- _Direction_: Find the string "Made" in the records. Copy every line it appears in.

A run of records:

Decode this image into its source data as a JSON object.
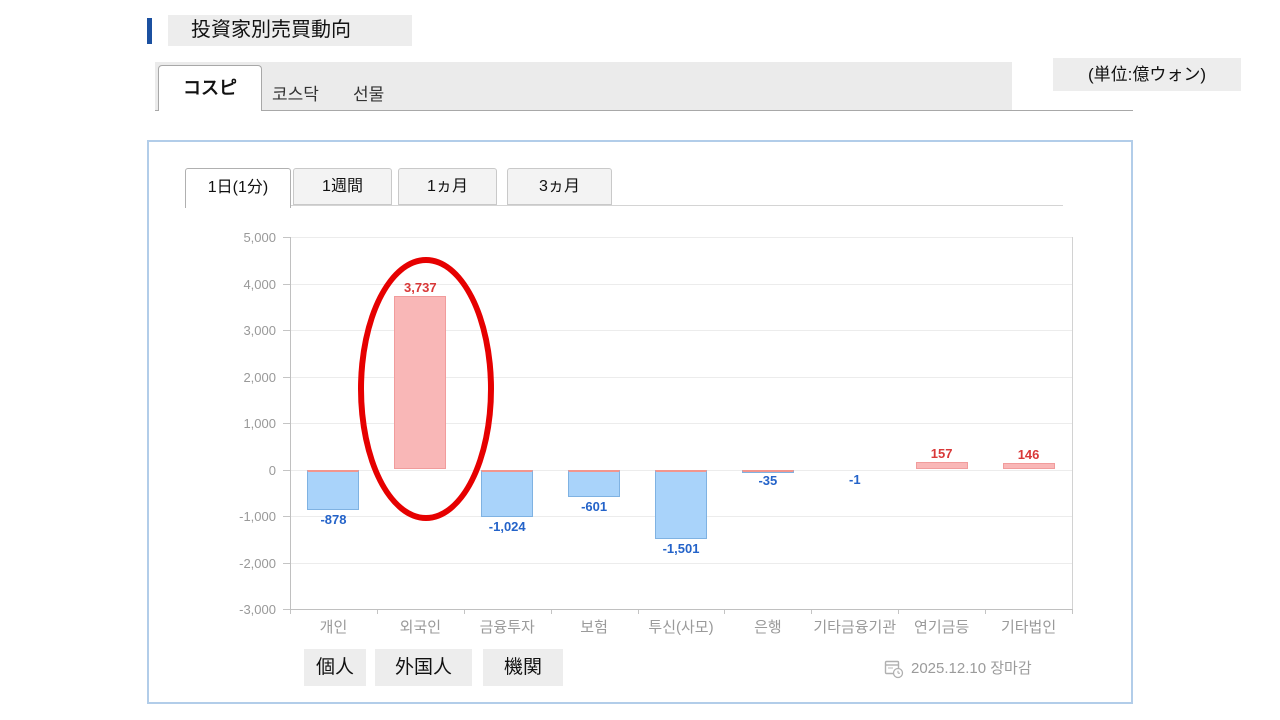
{
  "page": {
    "title": "投資家別売買動向",
    "unit_label": "(単位:億ウォン)",
    "accent_color": "#1b50a0"
  },
  "market_tabs": [
    {
      "label": "コスピ",
      "active": true
    },
    {
      "label": "코스닥",
      "active": false
    },
    {
      "label": "선물",
      "active": false
    }
  ],
  "period_tabs": [
    {
      "label": "1日(1分)",
      "active": true
    },
    {
      "label": "1週間",
      "active": false
    },
    {
      "label": "1ヵ月",
      "active": false
    },
    {
      "label": "3ヵ月",
      "active": false
    }
  ],
  "overlay_labels": [
    "個人",
    "外国人",
    "機関"
  ],
  "footer": {
    "icon": "calendar-clock-icon",
    "date_text": "2025.12.10 장마감"
  },
  "chart_data": {
    "type": "bar",
    "categories": [
      "개인",
      "외국인",
      "금융투자",
      "보험",
      "투신(사모)",
      "은행",
      "기타금융기관",
      "연기금등",
      "기타법인"
    ],
    "values": [
      -878,
      3737,
      -1024,
      -601,
      -1501,
      -35,
      -1,
      157,
      146
    ],
    "value_labels": [
      "-878",
      "3,737",
      "-1,024",
      "-601",
      "-1,501",
      "-35",
      "-1",
      "157",
      "146"
    ],
    "ylim": [
      -3000,
      5000
    ],
    "y_tick_step": 1000,
    "y_tick_labels": [
      "5,000",
      "4,000",
      "3,000",
      "2,000",
      "1,000",
      "0",
      "-1,000",
      "-2,000",
      "-3,000"
    ],
    "grid": true,
    "xlabel": "",
    "ylabel": "",
    "annotation": {
      "type": "ellipse",
      "category": "외국인",
      "color": "#e60000"
    },
    "colors": {
      "positive_fill": "#f9b7b7",
      "positive_border": "#f19c9c",
      "negative_fill": "#a9d3fa",
      "negative_border": "#7fb2e2",
      "zero_cap": "#f2968e",
      "positive_label": "#d93838",
      "negative_label": "#2463c9"
    }
  }
}
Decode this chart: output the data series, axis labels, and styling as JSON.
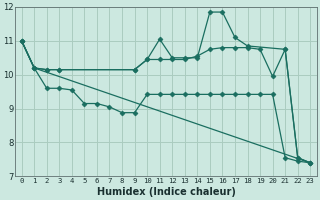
{
  "xlabel": "Humidex (Indice chaleur)",
  "background_color": "#cce8e0",
  "grid_color": "#aaccbf",
  "line_color": "#1a6e60",
  "xlim": [
    -0.5,
    23.5
  ],
  "ylim": [
    7,
    12
  ],
  "yticks": [
    7,
    8,
    9,
    10,
    11,
    12
  ],
  "xticks": [
    0,
    1,
    2,
    3,
    4,
    5,
    6,
    7,
    8,
    9,
    10,
    11,
    12,
    13,
    14,
    15,
    16,
    17,
    18,
    19,
    20,
    21,
    22,
    23
  ],
  "series": [
    {
      "x": [
        0,
        1,
        2,
        3,
        9,
        10,
        11,
        12,
        13,
        14,
        15,
        16,
        17,
        18,
        21,
        22,
        23
      ],
      "y": [
        11.0,
        10.2,
        10.15,
        10.15,
        10.15,
        10.45,
        11.05,
        10.5,
        10.5,
        10.5,
        11.85,
        11.85,
        11.1,
        10.85,
        10.75,
        7.55,
        7.4
      ],
      "marker": "D",
      "markersize": 2.5,
      "linewidth": 0.9
    },
    {
      "x": [
        0,
        1,
        2,
        3,
        9,
        10,
        11,
        12,
        13,
        14,
        15,
        16,
        17,
        18,
        19,
        20,
        21,
        22,
        23
      ],
      "y": [
        11.0,
        10.2,
        10.15,
        10.15,
        10.15,
        10.45,
        10.45,
        10.45,
        10.45,
        10.55,
        10.75,
        10.8,
        10.8,
        10.8,
        10.75,
        9.95,
        10.75,
        7.55,
        7.4
      ],
      "marker": "D",
      "markersize": 2.5,
      "linewidth": 0.9
    },
    {
      "x": [
        0,
        1,
        2,
        3,
        4,
        5,
        6,
        7,
        8,
        9,
        10,
        11,
        12,
        13,
        14,
        15,
        16,
        17,
        18,
        19,
        20,
        21,
        22,
        23
      ],
      "y": [
        11.0,
        10.2,
        9.6,
        9.6,
        9.55,
        9.15,
        9.15,
        9.05,
        8.88,
        8.88,
        9.42,
        9.42,
        9.42,
        9.42,
        9.42,
        9.42,
        9.42,
        9.42,
        9.42,
        9.42,
        9.42,
        7.55,
        7.45,
        7.4
      ],
      "marker": "D",
      "markersize": 2.5,
      "linewidth": 0.9
    },
    {
      "x": [
        0,
        1,
        23
      ],
      "y": [
        11.0,
        10.2,
        7.4
      ],
      "marker": null,
      "markersize": 0,
      "linewidth": 0.9
    }
  ]
}
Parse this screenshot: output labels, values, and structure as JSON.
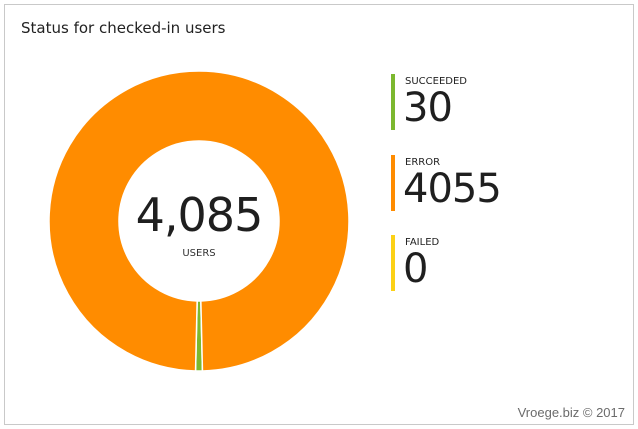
{
  "panel": {
    "title": "Status for checked-in users",
    "total": "4,085",
    "total_unit": "USERS"
  },
  "legend": [
    {
      "label": "SUCCEEDED",
      "value": "30",
      "color": "#7cb82f"
    },
    {
      "label": "ERROR",
      "value": "4055",
      "color": "#ff8c00"
    },
    {
      "label": "FAILED",
      "value": "0",
      "color": "#fcd116"
    }
  ],
  "watermark": "Vroege.biz © 2017",
  "chart_data": {
    "type": "pie",
    "categories": [
      "SUCCEEDED",
      "ERROR",
      "FAILED"
    ],
    "values": [
      30,
      4055,
      0
    ],
    "colors": [
      "#7cb82f",
      "#ff8c00",
      "#fcd116"
    ],
    "donut": true,
    "legend_placement": "right"
  }
}
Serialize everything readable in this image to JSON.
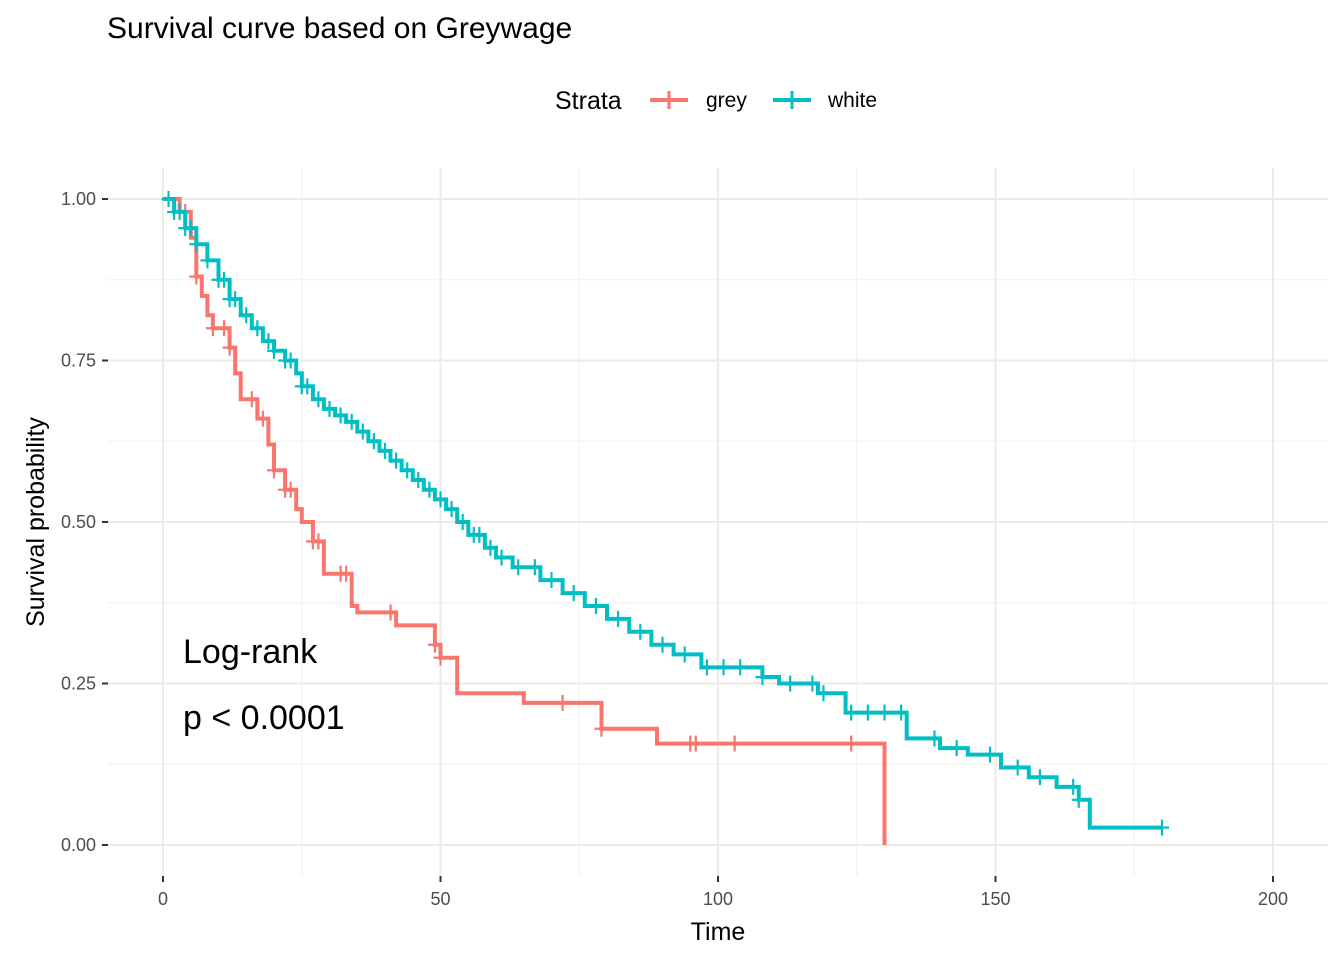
{
  "chart_data": {
    "type": "line",
    "subtype": "kaplan-meier step curve",
    "title": "Survival curve based on Greywage",
    "xlabel": "Time",
    "ylabel": "Survival probability",
    "xlim": [
      0,
      200
    ],
    "ylim": [
      0,
      1
    ],
    "x_ticks": [
      0,
      50,
      100,
      150,
      200
    ],
    "x_tick_labels": [
      "0",
      "50",
      "100",
      "150",
      "200"
    ],
    "y_ticks": [
      0,
      0.25,
      0.5,
      0.75,
      1.0
    ],
    "y_tick_labels": [
      "0.00",
      "0.25",
      "0.50",
      "0.75",
      "1.00"
    ],
    "grid": true,
    "legend": {
      "title": "Strata",
      "position": "top",
      "entries": [
        "grey",
        "white"
      ]
    },
    "annotation": {
      "line1": "Log-rank",
      "line2": "p < 0.0001"
    },
    "series": [
      {
        "name": "grey",
        "color": "#F8766D",
        "steps": [
          [
            0,
            1.0
          ],
          [
            3,
            0.98
          ],
          [
            5,
            0.94
          ],
          [
            6,
            0.88
          ],
          [
            7,
            0.85
          ],
          [
            8,
            0.82
          ],
          [
            9,
            0.8
          ],
          [
            12,
            0.77
          ],
          [
            13,
            0.73
          ],
          [
            14,
            0.69
          ],
          [
            17,
            0.66
          ],
          [
            19,
            0.62
          ],
          [
            20,
            0.58
          ],
          [
            22,
            0.55
          ],
          [
            24,
            0.52
          ],
          [
            25,
            0.5
          ],
          [
            27,
            0.47
          ],
          [
            29,
            0.42
          ],
          [
            34,
            0.37
          ],
          [
            35,
            0.36
          ],
          [
            42,
            0.34
          ],
          [
            49,
            0.31
          ],
          [
            50,
            0.29
          ],
          [
            53,
            0.235
          ],
          [
            65,
            0.22
          ],
          [
            79,
            0.18
          ],
          [
            89,
            0.157
          ],
          [
            130,
            0.0
          ]
        ],
        "censor_times": [
          4,
          6,
          9,
          11,
          12,
          16,
          18,
          20,
          22,
          23,
          27,
          28,
          32,
          33,
          41,
          49,
          50,
          72,
          79,
          95,
          96,
          103,
          124
        ]
      },
      {
        "name": "white",
        "color": "#00BFC4",
        "steps": [
          [
            0,
            1.0
          ],
          [
            2,
            0.98
          ],
          [
            4,
            0.955
          ],
          [
            6,
            0.93
          ],
          [
            8,
            0.905
          ],
          [
            10,
            0.875
          ],
          [
            12,
            0.845
          ],
          [
            14,
            0.82
          ],
          [
            16,
            0.8
          ],
          [
            18,
            0.78
          ],
          [
            20,
            0.765
          ],
          [
            22,
            0.75
          ],
          [
            24,
            0.73
          ],
          [
            25,
            0.71
          ],
          [
            27,
            0.69
          ],
          [
            29,
            0.675
          ],
          [
            31,
            0.665
          ],
          [
            33,
            0.655
          ],
          [
            35,
            0.64
          ],
          [
            37,
            0.625
          ],
          [
            39,
            0.61
          ],
          [
            41,
            0.595
          ],
          [
            43,
            0.58
          ],
          [
            45,
            0.565
          ],
          [
            47,
            0.55
          ],
          [
            49,
            0.535
          ],
          [
            51,
            0.52
          ],
          [
            53,
            0.5
          ],
          [
            55,
            0.48
          ],
          [
            58,
            0.46
          ],
          [
            60,
            0.445
          ],
          [
            63,
            0.43
          ],
          [
            68,
            0.41
          ],
          [
            72,
            0.39
          ],
          [
            76,
            0.37
          ],
          [
            80,
            0.35
          ],
          [
            84,
            0.33
          ],
          [
            88,
            0.31
          ],
          [
            92,
            0.295
          ],
          [
            97,
            0.275
          ],
          [
            108,
            0.26
          ],
          [
            111,
            0.25
          ],
          [
            118,
            0.235
          ],
          [
            123,
            0.205
          ],
          [
            134,
            0.165
          ],
          [
            140,
            0.15
          ],
          [
            145,
            0.14
          ],
          [
            151,
            0.12
          ],
          [
            156,
            0.105
          ],
          [
            161,
            0.09
          ],
          [
            165,
            0.07
          ],
          [
            167,
            0.027
          ],
          [
            180,
            0.027
          ]
        ],
        "censor_times": [
          1,
          2,
          3,
          4,
          5,
          6,
          8,
          10,
          11,
          12,
          13,
          15,
          17,
          19,
          20,
          22,
          23,
          25,
          26,
          28,
          30,
          32,
          34,
          36,
          38,
          40,
          42,
          44,
          46,
          48,
          50,
          52,
          54,
          56,
          57,
          59,
          61,
          64,
          67,
          70,
          74,
          78,
          82,
          86,
          90,
          94,
          98,
          101,
          104,
          108,
          113,
          117,
          119,
          124,
          127,
          130,
          133,
          139,
          143,
          149,
          154,
          158,
          164,
          165,
          180
        ]
      }
    ]
  }
}
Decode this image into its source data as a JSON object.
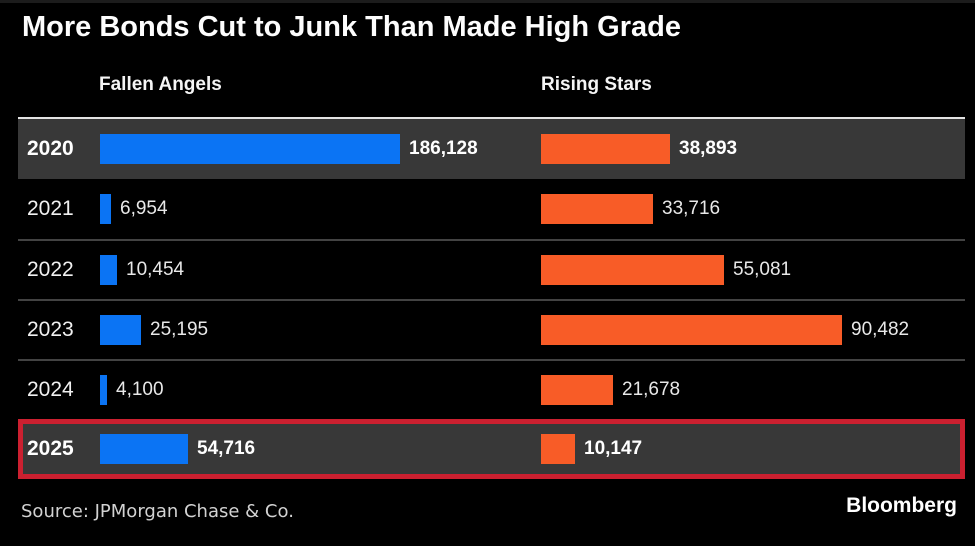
{
  "title": "More Bonds Cut to Junk Than Made High Grade",
  "chart_data": {
    "type": "bar",
    "orientation": "horizontal",
    "title": "More Bonds Cut to Junk Than Made High Grade",
    "categories": [
      "2020",
      "2021",
      "2022",
      "2023",
      "2024",
      "2025"
    ],
    "series": [
      {
        "name": "Fallen Angels",
        "color": "#0b74f4",
        "values": [
          186128,
          6954,
          10454,
          25195,
          4100,
          54716
        ],
        "scale_max": 186128
      },
      {
        "name": "Rising Stars",
        "color": "#f85c27",
        "values": [
          38893,
          33716,
          55081,
          90482,
          21678,
          10147
        ],
        "scale_max": 90482
      }
    ],
    "highlight_rows": [
      "2020",
      "2025"
    ],
    "annotation_box_row": "2025",
    "grid": false,
    "legend_position": "column-headers-top"
  },
  "footer": {
    "source": "Source: JPMorgan Chase & Co.",
    "brand": "Bloomberg"
  },
  "colors": {
    "background": "#000000",
    "fallen_angels_bar": "#0b74f4",
    "rising_stars_bar": "#f85c27",
    "highlight_row_bg": "#383838",
    "annotation_border": "#cb2030",
    "table_top_border": "#e3e3e3",
    "separator": "#434343",
    "text_primary": "#ffffff",
    "text_secondary": "#e8e8e8",
    "source_text": "#d2d2d2"
  }
}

- _Finished exercise_:
  "title": "More Bonds Cut to Junk Than Made High Grade",
    "title": "More Bonds Cut to Junk Than Made High Grade",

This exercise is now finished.